• [Saved entries]:

** BEGIN **

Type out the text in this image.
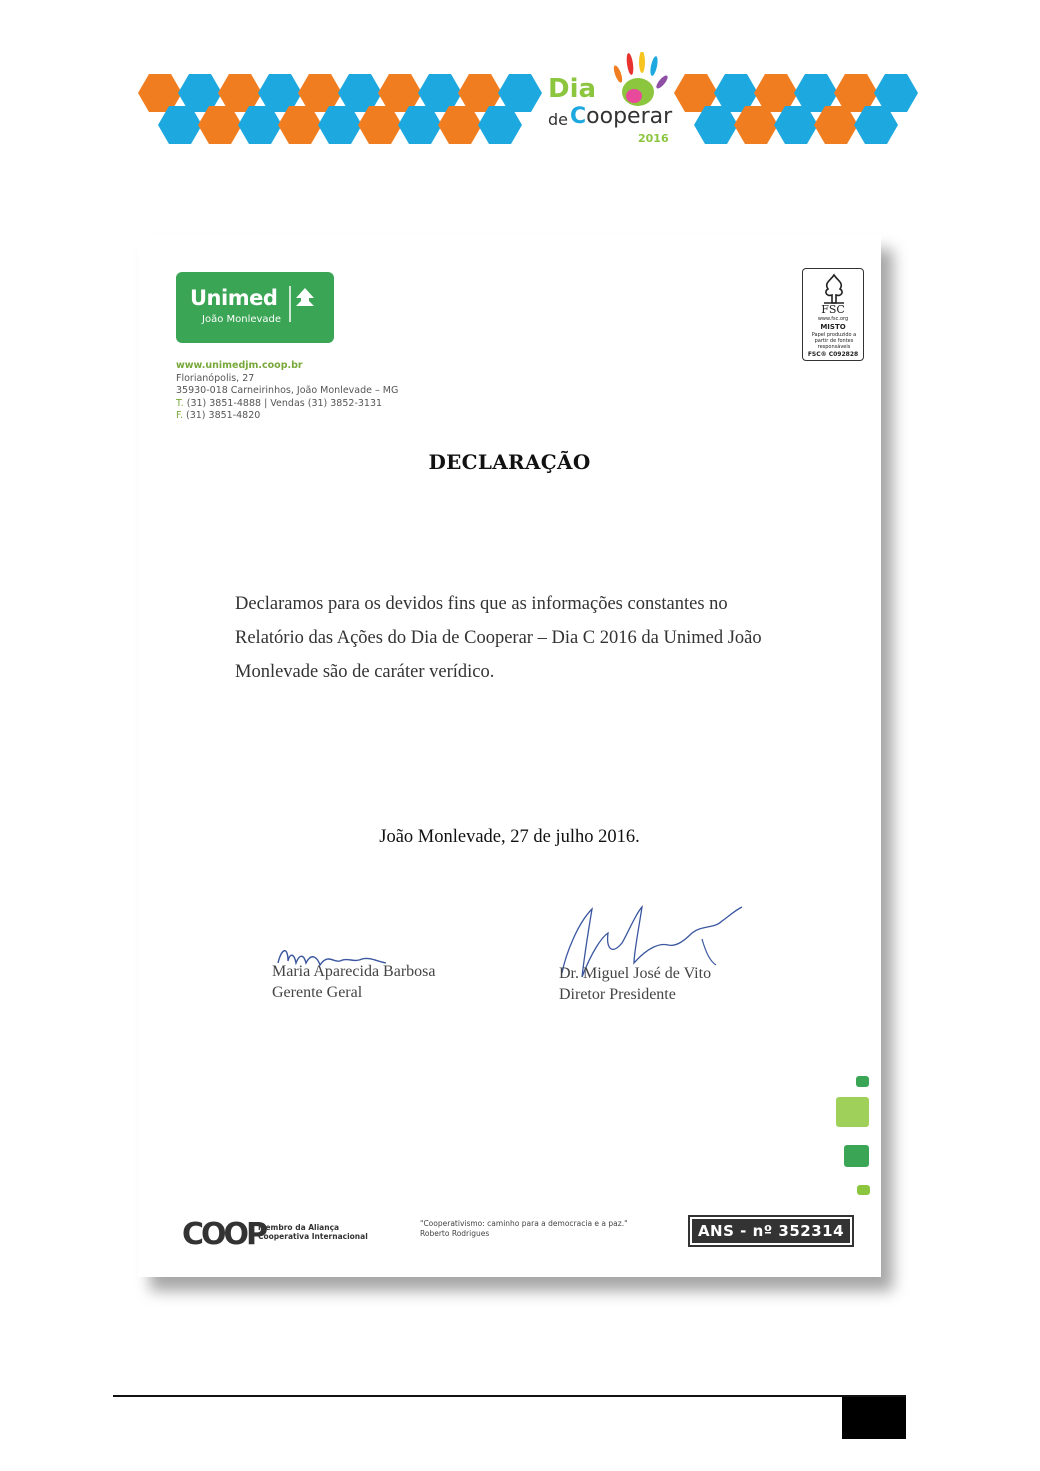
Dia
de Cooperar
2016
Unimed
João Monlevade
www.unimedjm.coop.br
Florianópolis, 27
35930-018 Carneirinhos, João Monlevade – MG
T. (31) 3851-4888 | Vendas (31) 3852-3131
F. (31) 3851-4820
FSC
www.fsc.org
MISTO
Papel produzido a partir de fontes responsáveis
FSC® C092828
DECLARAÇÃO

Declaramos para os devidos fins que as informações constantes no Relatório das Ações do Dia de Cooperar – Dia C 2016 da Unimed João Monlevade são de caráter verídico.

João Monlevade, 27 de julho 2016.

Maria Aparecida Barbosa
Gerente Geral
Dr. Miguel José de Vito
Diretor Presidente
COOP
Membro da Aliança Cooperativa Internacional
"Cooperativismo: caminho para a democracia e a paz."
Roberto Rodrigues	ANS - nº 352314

** END **
** BEGIN **

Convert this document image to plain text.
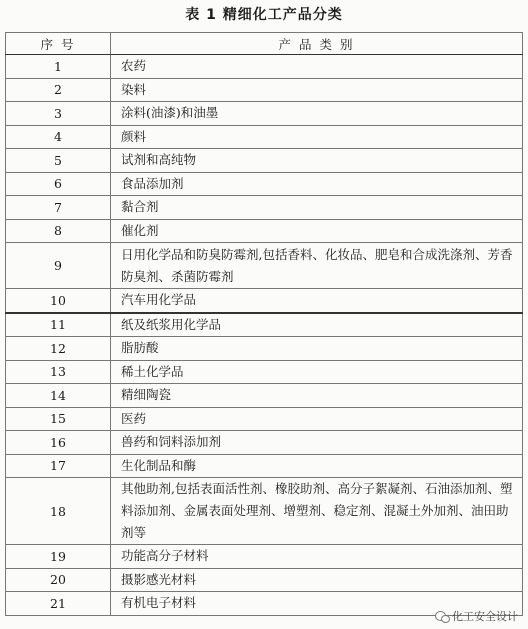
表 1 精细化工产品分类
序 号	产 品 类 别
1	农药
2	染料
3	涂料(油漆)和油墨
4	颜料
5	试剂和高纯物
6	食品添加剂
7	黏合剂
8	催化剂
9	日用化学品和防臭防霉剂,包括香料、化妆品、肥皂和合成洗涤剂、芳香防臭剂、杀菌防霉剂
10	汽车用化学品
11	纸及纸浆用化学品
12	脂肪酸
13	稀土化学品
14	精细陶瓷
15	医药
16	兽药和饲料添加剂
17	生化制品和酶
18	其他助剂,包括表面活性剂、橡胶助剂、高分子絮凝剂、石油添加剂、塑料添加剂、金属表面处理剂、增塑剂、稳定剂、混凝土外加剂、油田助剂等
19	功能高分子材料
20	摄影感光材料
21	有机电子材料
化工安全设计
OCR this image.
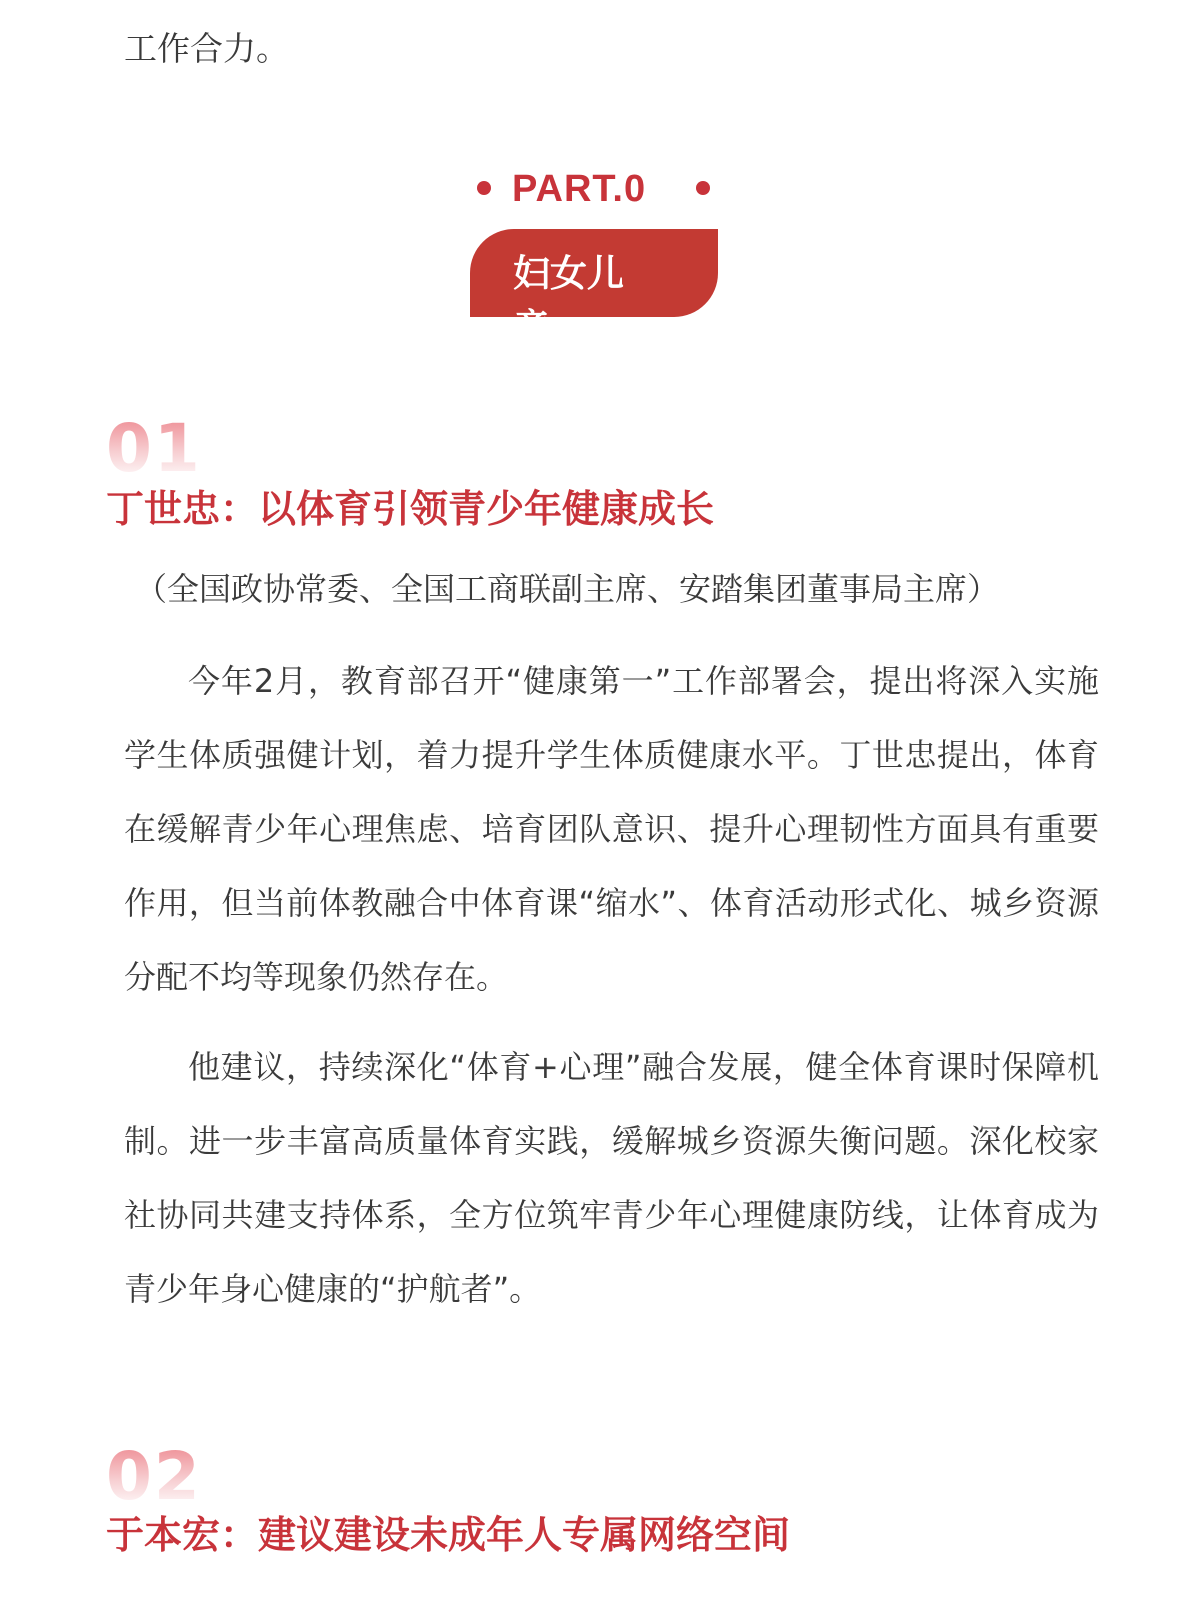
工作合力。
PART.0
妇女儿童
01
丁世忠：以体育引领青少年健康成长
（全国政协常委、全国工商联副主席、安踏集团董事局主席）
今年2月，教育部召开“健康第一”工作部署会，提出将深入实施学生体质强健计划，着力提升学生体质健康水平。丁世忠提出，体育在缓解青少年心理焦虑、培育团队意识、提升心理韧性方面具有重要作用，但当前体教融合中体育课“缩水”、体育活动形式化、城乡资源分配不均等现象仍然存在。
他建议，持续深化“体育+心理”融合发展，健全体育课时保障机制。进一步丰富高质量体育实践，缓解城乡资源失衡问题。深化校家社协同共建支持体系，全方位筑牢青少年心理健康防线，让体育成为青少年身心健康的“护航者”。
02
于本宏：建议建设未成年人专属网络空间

** END **

• [Short problem]:
From the entries above, pull out each line that includes "image".

• [Result]:
Type out the text in this image.
Convert this document image to plain text.
OCR this image.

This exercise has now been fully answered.